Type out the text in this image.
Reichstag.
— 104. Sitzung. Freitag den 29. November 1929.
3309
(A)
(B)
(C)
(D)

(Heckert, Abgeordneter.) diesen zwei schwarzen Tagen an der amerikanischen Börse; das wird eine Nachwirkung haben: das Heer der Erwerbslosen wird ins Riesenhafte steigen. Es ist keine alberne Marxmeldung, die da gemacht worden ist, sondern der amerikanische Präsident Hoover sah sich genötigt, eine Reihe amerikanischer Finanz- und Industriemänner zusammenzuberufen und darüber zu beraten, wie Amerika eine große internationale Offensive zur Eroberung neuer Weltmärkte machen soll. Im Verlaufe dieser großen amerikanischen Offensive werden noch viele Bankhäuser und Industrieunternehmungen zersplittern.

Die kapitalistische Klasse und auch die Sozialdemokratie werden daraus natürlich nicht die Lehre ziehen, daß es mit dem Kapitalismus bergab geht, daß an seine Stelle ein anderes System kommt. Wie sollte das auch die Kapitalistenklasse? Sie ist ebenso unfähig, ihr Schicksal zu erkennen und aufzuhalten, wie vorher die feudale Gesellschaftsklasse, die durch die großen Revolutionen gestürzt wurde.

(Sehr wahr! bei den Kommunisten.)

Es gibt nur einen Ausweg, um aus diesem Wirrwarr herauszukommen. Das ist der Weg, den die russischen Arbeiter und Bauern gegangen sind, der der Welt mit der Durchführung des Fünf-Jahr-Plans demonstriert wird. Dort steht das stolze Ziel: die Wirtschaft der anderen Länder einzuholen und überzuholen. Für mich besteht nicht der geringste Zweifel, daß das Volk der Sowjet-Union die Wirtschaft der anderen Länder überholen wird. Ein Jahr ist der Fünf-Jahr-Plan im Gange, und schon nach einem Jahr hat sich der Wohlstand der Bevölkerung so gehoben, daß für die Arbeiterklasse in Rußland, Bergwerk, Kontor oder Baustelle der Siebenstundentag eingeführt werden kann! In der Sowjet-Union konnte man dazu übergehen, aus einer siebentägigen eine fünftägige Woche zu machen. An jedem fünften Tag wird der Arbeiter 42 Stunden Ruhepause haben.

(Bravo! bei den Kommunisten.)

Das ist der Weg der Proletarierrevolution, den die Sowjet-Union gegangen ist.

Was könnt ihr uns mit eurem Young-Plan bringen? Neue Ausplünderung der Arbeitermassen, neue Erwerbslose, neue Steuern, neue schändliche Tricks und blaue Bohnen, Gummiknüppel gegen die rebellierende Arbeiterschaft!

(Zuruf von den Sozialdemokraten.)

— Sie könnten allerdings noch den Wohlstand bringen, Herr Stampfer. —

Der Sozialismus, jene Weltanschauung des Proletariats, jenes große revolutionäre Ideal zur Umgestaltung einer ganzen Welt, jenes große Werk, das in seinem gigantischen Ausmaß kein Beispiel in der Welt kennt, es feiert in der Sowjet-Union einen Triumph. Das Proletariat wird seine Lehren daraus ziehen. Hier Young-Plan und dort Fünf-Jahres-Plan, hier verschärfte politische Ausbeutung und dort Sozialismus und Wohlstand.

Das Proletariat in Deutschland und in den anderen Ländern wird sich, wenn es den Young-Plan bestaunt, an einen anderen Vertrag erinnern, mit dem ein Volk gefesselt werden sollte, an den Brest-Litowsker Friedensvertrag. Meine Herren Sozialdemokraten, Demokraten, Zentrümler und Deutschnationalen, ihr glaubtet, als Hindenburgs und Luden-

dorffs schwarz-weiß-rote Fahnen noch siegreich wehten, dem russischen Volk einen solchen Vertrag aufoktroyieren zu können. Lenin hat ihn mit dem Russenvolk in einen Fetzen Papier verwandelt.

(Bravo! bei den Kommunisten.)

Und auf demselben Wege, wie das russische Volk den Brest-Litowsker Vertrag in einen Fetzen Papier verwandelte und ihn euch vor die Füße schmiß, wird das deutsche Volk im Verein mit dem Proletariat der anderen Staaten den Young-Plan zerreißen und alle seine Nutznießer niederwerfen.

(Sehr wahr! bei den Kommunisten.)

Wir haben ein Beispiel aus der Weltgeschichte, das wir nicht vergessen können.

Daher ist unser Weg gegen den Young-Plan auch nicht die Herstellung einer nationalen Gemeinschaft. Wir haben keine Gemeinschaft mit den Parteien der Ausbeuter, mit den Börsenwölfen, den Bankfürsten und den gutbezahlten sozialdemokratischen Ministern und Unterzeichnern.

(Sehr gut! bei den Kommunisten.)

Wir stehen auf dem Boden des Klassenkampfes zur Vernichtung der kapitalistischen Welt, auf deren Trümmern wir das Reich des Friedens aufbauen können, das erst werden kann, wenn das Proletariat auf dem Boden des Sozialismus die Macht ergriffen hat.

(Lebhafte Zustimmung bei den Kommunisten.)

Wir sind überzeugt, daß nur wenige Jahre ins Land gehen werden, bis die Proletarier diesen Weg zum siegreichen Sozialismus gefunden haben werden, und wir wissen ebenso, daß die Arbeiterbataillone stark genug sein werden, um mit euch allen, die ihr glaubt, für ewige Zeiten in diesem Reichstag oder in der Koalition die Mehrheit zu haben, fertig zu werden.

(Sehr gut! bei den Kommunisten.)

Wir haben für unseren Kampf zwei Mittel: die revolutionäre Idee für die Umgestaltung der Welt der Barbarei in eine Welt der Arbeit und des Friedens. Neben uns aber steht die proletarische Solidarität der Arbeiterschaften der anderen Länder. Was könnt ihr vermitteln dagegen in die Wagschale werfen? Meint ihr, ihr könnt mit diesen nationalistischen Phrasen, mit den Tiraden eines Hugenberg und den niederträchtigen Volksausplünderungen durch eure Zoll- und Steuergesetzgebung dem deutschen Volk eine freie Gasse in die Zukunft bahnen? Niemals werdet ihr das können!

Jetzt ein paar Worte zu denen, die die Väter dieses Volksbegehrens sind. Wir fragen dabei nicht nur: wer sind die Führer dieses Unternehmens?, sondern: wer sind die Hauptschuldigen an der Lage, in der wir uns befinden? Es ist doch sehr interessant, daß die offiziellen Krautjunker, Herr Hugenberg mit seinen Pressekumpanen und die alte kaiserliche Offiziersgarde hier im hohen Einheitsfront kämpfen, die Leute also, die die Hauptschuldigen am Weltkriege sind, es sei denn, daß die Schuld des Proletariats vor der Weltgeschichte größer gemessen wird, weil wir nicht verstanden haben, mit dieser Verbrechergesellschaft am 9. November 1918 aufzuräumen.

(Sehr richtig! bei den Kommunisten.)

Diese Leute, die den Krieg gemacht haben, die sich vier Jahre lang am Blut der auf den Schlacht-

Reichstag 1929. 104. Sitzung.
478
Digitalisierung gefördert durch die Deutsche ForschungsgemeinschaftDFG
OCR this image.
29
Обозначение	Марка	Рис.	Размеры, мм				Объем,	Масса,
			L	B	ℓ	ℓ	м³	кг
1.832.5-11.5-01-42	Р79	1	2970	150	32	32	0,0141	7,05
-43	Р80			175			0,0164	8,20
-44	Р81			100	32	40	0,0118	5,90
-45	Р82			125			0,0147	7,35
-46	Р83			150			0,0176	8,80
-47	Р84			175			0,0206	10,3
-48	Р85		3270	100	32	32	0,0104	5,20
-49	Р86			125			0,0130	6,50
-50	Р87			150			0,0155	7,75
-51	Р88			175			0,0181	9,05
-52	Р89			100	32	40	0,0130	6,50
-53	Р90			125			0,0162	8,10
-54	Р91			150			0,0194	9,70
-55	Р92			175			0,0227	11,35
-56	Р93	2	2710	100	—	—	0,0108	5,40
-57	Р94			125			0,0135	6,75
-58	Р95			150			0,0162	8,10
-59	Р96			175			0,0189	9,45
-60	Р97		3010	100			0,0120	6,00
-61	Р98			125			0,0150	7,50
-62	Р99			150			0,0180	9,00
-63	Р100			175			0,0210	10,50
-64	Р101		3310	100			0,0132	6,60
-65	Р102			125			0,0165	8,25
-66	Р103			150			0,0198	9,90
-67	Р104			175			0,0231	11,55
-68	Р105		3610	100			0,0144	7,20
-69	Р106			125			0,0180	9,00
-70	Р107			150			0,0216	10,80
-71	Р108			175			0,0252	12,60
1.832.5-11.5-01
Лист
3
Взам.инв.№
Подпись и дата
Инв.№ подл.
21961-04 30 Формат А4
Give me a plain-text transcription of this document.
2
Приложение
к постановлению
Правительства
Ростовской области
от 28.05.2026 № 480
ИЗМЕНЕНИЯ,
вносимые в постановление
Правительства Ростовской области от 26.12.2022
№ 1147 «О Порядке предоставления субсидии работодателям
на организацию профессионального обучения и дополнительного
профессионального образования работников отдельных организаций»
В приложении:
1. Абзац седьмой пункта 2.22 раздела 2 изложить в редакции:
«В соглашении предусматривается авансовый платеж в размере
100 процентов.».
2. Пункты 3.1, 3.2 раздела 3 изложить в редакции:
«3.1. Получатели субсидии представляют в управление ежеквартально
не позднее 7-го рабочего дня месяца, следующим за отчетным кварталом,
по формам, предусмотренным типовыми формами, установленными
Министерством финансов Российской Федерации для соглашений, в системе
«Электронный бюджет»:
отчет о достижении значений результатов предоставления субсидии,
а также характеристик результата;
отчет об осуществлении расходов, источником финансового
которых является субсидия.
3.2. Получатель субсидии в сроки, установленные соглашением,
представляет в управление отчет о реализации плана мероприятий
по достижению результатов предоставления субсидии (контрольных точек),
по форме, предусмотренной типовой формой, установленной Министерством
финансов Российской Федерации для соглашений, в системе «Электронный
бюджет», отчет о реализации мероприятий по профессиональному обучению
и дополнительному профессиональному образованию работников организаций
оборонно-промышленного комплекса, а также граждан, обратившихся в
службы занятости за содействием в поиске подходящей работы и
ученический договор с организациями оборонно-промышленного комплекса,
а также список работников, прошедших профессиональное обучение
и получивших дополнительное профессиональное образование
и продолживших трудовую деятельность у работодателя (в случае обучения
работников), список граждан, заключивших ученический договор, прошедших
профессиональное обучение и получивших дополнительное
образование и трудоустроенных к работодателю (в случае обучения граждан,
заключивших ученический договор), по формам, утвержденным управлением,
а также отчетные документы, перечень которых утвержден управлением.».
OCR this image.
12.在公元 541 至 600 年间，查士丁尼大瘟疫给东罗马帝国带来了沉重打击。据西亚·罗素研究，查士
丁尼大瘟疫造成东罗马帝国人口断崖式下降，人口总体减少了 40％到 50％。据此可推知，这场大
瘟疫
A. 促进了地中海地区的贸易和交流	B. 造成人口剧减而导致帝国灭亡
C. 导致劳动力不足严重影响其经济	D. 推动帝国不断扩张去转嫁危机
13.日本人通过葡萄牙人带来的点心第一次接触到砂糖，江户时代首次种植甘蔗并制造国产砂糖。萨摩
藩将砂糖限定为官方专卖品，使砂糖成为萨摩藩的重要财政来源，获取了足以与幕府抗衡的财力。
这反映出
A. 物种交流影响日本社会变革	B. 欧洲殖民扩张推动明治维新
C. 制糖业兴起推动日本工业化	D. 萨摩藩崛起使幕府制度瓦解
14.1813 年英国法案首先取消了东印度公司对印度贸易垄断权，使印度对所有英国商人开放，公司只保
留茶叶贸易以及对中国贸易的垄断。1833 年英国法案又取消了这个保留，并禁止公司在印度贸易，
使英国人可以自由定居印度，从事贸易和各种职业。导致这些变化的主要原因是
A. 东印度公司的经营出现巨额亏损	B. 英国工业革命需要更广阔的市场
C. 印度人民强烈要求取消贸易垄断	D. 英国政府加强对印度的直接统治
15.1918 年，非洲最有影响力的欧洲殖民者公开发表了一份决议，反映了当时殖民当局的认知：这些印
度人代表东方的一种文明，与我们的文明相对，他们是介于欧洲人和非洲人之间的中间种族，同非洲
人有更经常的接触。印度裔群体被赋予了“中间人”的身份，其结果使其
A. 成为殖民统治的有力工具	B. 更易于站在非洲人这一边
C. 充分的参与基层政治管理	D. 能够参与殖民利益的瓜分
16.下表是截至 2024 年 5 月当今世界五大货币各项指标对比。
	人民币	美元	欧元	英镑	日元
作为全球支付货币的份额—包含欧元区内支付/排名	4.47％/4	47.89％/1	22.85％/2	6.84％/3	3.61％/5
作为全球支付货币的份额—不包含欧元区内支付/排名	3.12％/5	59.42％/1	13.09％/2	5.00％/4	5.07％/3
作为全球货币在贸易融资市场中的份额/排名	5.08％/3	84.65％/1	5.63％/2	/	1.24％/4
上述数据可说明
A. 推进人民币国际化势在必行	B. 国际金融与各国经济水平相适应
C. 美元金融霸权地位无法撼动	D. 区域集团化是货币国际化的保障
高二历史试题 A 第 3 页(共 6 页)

_ _ _ _ _

## What to produce
From the data above, gather every line that includes the word "редакции".

## Expected answer
1. Абзац седьмой пункта 2.22 раздела 2 изложить в редакции:
2. Пункты 3.1, 3.2 раздела 3 изложить в редакции:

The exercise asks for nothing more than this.